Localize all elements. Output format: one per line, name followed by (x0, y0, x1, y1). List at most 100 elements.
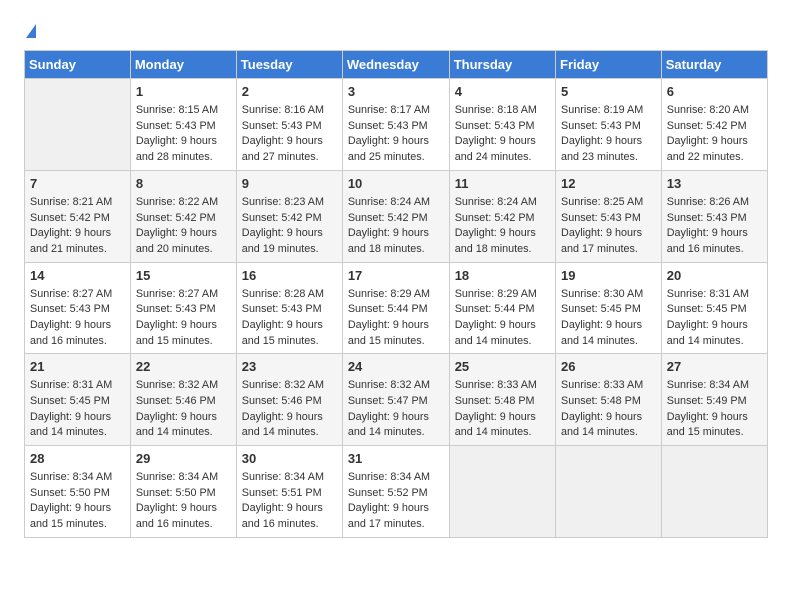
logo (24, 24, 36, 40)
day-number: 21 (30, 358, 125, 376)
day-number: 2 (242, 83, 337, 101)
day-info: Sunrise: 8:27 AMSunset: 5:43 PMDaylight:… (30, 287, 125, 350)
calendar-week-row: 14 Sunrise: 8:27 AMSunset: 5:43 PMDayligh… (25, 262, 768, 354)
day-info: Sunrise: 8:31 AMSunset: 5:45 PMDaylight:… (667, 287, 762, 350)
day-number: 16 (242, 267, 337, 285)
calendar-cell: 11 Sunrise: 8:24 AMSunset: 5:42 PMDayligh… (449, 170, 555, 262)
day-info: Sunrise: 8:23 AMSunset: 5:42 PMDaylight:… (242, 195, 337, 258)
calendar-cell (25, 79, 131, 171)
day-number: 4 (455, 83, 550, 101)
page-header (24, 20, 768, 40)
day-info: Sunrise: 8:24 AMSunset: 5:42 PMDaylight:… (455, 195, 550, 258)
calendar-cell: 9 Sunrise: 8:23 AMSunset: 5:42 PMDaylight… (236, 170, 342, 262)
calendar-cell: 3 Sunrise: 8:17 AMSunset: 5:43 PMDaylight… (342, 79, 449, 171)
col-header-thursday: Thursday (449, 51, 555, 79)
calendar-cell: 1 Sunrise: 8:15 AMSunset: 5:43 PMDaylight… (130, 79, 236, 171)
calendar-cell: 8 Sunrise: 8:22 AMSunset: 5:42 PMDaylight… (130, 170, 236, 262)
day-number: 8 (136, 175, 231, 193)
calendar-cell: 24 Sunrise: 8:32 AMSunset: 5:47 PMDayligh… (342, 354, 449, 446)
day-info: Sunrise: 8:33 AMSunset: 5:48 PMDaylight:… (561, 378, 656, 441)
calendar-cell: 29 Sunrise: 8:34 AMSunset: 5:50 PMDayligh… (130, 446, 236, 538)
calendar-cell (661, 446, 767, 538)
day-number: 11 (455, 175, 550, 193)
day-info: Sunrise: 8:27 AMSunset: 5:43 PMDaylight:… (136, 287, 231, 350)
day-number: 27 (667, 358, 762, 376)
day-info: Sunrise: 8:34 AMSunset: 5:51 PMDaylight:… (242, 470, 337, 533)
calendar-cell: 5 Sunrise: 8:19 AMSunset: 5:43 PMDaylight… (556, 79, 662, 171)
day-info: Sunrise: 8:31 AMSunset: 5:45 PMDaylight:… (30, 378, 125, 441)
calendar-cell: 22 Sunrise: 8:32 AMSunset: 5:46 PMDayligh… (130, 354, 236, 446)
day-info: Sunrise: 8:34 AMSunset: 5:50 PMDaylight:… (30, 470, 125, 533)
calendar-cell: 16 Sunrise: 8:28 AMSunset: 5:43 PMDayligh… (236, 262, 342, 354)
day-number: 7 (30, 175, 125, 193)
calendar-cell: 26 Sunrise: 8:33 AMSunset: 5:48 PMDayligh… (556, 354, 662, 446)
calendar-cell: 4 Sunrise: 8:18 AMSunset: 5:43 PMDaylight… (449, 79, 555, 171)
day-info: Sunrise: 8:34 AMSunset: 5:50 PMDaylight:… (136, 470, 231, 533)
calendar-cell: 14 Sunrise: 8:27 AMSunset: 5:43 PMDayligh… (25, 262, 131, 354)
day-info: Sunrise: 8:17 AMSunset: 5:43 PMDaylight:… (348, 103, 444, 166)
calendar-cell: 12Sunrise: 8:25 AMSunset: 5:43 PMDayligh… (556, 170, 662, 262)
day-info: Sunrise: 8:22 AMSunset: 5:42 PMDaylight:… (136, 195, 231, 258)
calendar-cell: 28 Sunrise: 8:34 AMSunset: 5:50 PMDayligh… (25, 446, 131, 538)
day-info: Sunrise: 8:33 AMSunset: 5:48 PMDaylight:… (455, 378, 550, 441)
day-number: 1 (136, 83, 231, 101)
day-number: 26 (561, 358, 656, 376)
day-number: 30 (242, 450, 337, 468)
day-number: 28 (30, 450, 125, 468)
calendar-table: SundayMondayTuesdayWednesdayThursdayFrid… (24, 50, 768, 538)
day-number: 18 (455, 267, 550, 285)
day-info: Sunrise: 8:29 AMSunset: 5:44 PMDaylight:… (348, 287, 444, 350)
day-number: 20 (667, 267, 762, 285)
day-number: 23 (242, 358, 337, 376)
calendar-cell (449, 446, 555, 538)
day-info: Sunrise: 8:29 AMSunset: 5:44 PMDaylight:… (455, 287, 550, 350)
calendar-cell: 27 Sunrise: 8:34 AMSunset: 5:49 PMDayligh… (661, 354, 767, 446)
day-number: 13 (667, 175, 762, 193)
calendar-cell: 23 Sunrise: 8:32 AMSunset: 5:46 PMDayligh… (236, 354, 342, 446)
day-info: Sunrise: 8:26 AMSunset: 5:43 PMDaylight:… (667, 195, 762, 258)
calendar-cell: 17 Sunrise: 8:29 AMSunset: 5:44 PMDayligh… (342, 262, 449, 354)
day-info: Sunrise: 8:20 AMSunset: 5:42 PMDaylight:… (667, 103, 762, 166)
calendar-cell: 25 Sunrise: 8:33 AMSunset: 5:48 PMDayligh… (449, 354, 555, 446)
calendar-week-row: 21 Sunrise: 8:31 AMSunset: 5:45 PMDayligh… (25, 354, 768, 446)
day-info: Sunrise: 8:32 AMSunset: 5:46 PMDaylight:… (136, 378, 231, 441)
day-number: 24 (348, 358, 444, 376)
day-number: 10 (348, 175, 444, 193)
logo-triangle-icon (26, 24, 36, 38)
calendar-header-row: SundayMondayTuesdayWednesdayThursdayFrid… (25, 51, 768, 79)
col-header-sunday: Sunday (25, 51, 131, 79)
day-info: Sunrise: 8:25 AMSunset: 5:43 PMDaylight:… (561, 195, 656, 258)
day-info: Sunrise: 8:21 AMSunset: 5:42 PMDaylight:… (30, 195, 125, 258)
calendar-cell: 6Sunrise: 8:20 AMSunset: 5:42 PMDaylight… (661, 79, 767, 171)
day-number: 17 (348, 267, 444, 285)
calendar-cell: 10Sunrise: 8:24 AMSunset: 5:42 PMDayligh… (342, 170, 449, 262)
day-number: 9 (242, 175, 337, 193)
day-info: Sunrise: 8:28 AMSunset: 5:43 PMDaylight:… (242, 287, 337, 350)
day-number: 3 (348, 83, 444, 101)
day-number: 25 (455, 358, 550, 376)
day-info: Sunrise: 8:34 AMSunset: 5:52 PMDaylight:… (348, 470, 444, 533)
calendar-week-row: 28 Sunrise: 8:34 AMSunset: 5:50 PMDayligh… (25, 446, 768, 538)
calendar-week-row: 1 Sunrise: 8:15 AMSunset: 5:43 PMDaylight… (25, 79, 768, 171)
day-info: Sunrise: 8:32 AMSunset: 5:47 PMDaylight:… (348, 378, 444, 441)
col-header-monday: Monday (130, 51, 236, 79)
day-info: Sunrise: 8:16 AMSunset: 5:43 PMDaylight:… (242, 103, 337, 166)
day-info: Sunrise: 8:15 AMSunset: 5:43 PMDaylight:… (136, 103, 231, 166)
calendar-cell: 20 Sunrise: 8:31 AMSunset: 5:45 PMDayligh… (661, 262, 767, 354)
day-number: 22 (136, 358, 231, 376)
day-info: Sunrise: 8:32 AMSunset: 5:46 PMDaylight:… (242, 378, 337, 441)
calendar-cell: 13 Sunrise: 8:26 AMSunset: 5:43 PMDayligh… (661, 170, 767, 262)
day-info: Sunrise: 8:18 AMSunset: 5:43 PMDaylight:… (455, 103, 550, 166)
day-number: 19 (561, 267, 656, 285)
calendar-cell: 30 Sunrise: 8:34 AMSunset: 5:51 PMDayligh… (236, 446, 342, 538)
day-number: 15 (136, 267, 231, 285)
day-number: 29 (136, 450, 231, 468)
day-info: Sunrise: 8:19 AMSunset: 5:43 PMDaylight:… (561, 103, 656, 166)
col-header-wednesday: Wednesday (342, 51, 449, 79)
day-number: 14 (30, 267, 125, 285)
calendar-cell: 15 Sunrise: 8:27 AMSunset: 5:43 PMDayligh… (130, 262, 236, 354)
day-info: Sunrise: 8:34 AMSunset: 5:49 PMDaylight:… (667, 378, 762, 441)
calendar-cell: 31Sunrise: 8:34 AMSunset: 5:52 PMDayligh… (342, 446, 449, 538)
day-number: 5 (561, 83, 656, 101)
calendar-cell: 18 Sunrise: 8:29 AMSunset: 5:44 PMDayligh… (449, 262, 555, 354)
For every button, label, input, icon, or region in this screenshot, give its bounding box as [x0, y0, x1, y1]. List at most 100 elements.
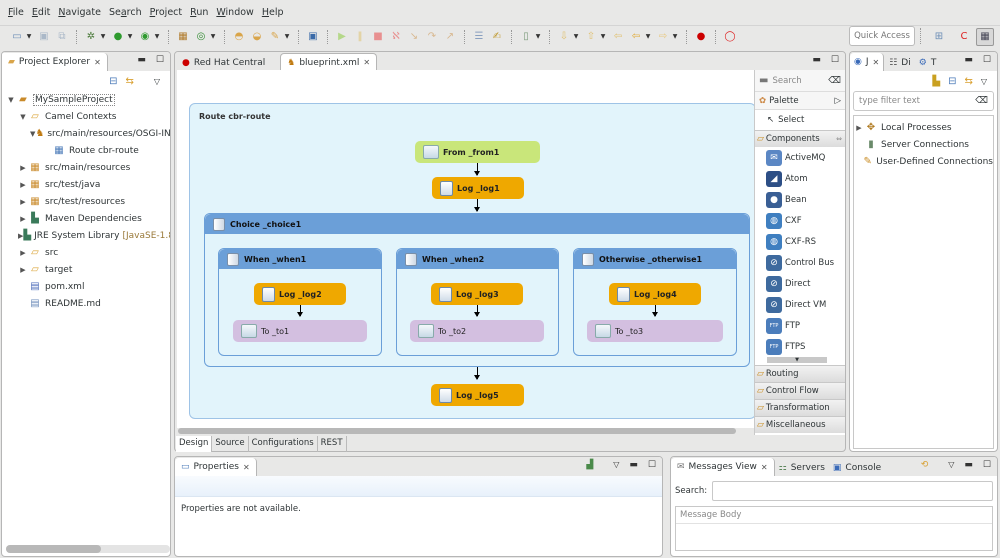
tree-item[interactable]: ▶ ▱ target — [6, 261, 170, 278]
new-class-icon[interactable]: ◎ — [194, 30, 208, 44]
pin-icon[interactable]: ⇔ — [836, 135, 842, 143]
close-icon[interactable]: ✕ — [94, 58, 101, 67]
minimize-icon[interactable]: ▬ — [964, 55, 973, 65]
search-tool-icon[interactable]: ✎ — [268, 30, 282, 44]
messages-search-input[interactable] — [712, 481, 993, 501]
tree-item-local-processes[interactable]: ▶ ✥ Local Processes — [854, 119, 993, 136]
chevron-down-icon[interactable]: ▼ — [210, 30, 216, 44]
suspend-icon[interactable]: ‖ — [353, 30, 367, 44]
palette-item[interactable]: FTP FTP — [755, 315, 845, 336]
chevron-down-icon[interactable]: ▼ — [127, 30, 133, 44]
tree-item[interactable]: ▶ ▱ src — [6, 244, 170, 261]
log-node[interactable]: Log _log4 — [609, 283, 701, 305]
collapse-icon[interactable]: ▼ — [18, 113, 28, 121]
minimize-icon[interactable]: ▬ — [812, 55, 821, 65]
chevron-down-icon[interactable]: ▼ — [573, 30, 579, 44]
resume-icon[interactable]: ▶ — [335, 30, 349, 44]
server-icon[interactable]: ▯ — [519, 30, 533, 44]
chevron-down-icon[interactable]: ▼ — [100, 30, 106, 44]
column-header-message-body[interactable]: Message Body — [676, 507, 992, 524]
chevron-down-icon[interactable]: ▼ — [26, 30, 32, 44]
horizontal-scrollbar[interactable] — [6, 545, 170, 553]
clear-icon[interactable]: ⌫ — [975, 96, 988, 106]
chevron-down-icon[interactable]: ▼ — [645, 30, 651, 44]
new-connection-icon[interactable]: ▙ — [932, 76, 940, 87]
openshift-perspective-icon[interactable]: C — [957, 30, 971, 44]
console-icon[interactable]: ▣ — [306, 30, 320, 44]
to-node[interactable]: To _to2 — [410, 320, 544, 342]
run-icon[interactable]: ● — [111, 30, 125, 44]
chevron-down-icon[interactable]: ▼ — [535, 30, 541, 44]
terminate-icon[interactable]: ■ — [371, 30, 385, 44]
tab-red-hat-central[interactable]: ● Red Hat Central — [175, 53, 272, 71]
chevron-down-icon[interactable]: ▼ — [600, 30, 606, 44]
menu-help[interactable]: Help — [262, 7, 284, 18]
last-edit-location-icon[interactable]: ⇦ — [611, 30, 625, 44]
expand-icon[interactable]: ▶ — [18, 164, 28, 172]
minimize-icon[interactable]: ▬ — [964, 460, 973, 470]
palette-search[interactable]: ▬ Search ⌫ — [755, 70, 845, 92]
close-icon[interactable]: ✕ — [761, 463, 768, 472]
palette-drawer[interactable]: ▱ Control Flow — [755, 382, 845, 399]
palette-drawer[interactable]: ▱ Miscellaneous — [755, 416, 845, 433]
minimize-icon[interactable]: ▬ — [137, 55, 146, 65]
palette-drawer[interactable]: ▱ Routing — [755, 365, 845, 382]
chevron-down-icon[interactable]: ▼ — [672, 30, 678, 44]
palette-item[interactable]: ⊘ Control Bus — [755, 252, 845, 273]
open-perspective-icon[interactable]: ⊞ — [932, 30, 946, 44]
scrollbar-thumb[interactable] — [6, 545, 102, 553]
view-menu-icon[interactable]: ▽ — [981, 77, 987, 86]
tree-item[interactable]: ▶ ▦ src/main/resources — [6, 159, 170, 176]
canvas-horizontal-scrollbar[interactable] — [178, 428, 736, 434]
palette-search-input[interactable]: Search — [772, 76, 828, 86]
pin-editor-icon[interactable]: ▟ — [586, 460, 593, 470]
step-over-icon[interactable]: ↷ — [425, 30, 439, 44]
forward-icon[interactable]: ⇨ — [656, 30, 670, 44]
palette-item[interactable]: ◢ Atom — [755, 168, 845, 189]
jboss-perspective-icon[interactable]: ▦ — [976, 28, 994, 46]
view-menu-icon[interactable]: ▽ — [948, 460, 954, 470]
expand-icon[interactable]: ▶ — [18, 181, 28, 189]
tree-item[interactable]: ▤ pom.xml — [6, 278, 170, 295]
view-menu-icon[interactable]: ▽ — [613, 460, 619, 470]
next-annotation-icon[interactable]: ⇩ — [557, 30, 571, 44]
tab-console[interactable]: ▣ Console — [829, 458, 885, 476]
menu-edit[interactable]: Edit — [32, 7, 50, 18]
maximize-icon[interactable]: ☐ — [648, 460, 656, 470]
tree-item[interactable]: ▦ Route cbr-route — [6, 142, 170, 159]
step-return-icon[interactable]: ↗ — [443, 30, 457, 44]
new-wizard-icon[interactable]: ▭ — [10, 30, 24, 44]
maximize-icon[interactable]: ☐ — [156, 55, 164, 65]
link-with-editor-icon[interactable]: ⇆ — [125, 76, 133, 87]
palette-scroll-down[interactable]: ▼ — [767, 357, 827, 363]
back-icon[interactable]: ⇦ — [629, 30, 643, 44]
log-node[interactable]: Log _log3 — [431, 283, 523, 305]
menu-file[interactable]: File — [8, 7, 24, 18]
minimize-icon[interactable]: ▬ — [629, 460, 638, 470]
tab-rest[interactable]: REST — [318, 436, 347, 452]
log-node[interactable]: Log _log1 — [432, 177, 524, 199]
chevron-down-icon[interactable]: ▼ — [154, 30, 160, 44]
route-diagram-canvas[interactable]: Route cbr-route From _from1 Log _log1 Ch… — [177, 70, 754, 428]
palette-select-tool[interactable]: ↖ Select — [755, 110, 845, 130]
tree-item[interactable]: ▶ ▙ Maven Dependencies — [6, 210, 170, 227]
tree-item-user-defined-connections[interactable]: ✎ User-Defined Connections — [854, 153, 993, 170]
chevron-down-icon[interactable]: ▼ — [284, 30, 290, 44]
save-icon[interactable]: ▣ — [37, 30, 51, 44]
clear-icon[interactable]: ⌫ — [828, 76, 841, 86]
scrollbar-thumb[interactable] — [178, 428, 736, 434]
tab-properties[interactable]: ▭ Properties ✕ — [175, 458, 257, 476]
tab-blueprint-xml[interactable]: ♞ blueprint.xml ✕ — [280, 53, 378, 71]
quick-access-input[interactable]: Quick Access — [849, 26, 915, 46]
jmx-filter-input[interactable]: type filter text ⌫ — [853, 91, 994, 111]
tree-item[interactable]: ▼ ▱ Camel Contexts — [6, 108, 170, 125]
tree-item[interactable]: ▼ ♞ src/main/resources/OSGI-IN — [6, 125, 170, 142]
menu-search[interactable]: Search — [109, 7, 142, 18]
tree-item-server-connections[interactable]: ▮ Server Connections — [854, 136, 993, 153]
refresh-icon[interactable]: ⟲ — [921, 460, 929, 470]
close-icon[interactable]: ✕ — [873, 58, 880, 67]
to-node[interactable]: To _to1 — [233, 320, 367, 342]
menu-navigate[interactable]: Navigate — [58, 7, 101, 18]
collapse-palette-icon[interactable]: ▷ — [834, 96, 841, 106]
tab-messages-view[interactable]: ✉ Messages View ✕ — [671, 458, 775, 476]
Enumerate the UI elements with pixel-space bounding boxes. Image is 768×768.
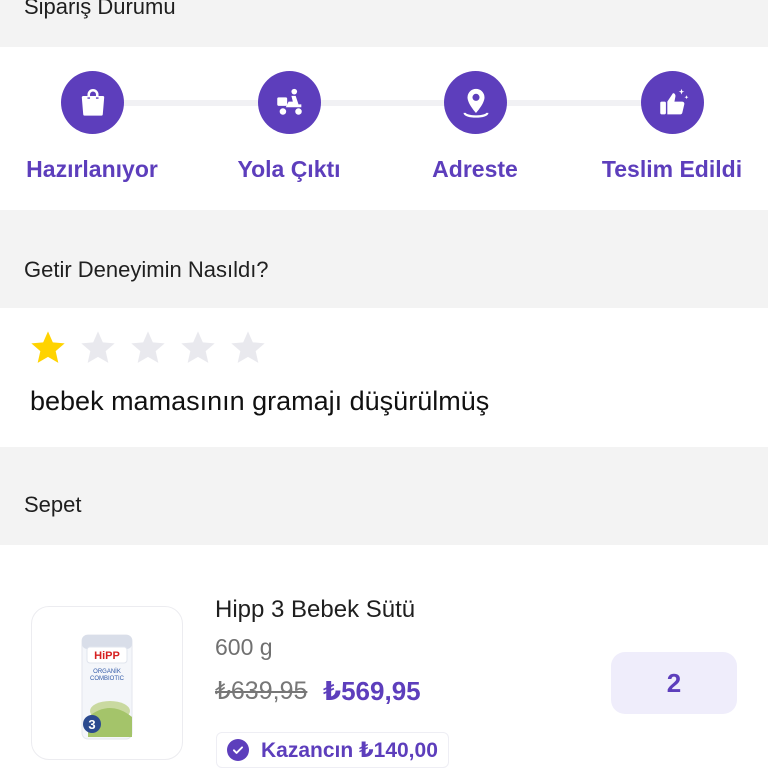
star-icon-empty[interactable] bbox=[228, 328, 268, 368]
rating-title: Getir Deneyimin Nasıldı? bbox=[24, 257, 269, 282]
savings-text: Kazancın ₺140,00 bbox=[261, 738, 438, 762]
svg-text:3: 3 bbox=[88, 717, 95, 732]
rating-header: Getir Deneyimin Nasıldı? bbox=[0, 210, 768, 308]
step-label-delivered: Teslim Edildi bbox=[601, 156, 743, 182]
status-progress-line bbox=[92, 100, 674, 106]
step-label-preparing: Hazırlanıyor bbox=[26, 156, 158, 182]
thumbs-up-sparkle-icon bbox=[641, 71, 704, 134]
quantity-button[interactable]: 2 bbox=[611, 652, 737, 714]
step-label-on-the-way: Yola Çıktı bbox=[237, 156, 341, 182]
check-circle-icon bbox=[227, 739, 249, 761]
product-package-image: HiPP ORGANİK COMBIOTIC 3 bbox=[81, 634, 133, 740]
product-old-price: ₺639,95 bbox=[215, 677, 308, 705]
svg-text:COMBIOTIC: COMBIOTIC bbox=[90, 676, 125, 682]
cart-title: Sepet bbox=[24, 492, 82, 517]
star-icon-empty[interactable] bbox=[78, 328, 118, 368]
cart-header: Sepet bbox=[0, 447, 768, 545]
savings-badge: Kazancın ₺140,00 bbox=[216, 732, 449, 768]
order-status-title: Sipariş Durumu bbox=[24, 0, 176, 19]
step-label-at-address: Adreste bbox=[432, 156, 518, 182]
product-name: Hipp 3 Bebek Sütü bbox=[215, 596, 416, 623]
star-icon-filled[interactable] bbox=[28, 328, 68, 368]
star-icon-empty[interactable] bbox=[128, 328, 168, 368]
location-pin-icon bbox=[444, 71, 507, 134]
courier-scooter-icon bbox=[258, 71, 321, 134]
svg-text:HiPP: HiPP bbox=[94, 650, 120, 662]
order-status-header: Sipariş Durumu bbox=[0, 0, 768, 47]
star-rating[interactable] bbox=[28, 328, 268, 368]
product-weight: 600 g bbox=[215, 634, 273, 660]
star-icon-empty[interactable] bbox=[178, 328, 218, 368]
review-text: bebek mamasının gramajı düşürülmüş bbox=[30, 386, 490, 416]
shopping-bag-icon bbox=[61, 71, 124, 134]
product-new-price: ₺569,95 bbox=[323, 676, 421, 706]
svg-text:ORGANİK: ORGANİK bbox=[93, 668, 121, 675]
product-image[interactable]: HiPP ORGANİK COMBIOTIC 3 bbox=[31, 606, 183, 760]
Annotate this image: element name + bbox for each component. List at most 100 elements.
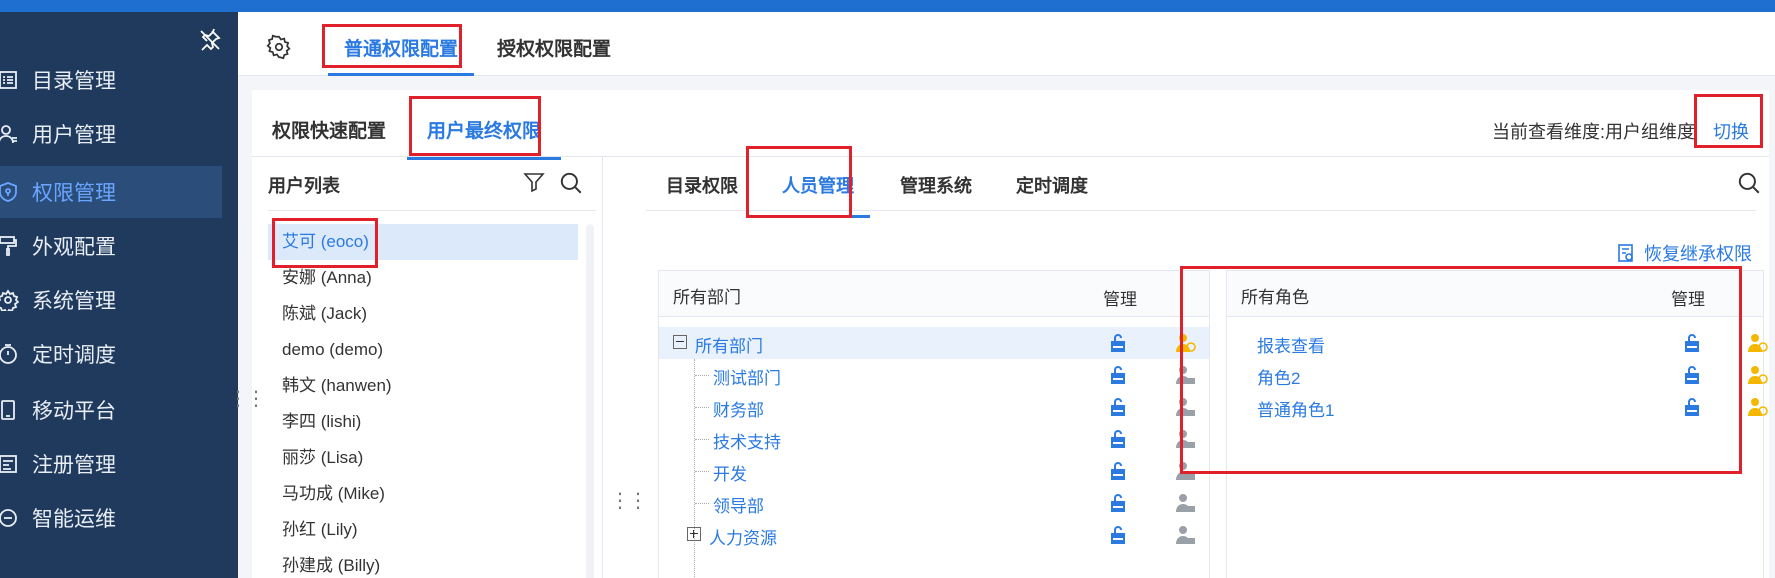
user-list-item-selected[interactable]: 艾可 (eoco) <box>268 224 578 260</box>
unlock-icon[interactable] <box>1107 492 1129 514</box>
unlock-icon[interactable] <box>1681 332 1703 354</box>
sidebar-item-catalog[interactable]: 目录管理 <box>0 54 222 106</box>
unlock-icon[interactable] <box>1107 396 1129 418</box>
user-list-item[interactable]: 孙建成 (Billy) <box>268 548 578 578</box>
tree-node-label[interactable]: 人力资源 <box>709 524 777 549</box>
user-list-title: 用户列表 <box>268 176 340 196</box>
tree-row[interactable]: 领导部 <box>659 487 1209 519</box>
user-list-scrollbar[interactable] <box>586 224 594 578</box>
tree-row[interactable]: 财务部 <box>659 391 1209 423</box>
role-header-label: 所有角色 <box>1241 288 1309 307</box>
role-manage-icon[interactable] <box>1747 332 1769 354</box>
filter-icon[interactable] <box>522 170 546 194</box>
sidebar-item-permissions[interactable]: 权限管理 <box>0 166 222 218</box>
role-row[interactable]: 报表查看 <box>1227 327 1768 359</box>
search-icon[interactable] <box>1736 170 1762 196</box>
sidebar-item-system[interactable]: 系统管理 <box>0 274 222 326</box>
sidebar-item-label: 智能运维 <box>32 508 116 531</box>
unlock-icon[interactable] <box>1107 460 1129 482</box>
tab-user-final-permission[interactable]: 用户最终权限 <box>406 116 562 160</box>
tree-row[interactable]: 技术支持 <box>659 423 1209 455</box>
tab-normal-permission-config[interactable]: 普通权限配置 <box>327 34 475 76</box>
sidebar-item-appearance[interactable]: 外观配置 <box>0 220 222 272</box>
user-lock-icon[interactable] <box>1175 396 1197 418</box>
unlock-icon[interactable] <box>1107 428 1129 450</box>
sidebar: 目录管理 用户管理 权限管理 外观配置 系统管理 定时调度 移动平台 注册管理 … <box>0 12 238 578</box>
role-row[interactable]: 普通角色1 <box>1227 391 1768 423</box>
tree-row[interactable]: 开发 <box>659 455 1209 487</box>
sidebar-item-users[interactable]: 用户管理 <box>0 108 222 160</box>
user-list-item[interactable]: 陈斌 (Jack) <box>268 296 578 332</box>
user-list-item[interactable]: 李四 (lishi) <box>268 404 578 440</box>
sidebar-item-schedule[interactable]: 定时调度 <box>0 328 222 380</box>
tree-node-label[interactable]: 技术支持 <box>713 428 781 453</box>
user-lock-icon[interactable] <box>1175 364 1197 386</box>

- WHAT THE TASK ASKS
Retype the data from the line containing "tree-item[interactable]: ▶ ▱ target" through the line containing "chevron-down-icon[interactable]: ▼ — [573, 30, 579, 44]", both included, with no changes.

- RESPONSE TO THE TASK
tree-item[interactable]: ▶ ▱ target — [6, 261, 170, 278]
new-class-icon[interactable]: ◎ — [194, 30, 208, 44]
pin-icon[interactable]: ⇔ — [836, 135, 842, 143]
close-icon[interactable]: ✕ — [94, 58, 101, 67]
minimize-icon[interactable]: ▬ — [964, 55, 973, 65]
search-tool-icon[interactable]: ✎ — [268, 30, 282, 44]
messages-search-input[interactable] — [712, 481, 993, 501]
tree-item-local-processes[interactable]: ▶ ✥ Local Processes — [854, 119, 993, 136]
chevron-down-icon[interactable]: ▼ — [210, 30, 216, 44]
suspend-icon[interactable]: ‖ — [353, 30, 367, 44]
palette-item[interactable]: FTP FTP — [755, 315, 845, 336]
chevron-down-icon[interactable]: ▼ — [127, 30, 133, 44]
tree-item[interactable]: ▶ ▱ src — [6, 244, 170, 261]
log-node[interactable]: Log _log4 — [609, 283, 701, 305]
collapse-icon[interactable]: ▼ — [18, 113, 28, 121]
minimize-icon[interactable]: ▬ — [812, 55, 821, 65]
chevron-down-icon[interactable]: ▼ — [573, 30, 579, 44]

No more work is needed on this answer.